- _WRITTEN EXERCISE_: Find every line in the records below that holds the word "vrstva", and copy it out.

Collection entries

'''

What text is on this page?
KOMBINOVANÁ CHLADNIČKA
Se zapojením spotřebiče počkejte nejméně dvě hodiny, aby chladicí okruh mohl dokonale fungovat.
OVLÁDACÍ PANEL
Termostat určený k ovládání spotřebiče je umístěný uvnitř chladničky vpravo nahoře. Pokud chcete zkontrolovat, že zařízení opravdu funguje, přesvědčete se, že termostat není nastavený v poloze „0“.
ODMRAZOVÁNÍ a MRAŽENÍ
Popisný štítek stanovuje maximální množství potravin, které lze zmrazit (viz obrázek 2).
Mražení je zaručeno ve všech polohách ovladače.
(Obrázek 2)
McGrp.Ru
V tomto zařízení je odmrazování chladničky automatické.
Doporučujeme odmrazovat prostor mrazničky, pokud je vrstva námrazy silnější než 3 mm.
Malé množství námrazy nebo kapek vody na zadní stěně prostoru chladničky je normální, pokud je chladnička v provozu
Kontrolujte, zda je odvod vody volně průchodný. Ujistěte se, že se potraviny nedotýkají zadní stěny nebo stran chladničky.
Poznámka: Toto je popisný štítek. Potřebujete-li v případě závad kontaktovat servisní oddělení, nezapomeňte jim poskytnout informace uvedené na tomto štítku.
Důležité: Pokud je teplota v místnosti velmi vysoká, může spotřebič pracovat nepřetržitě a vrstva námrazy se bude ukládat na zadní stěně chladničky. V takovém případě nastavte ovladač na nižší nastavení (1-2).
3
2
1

'''

- _WRITTEN SOLUTION_:
Doporučujeme odmrazovat prostor mrazničky, pokud je vrstva námrazy silnější než 3 mm.
Důležité: Pokud je teplota v místnosti velmi vysoká, může spotřebič pracovat nepřetržitě a vrstva námrazy se bude ukládat na zadní stěně chladničky. V takovém případě nastavte ovladač na nižší nastavení (1-2).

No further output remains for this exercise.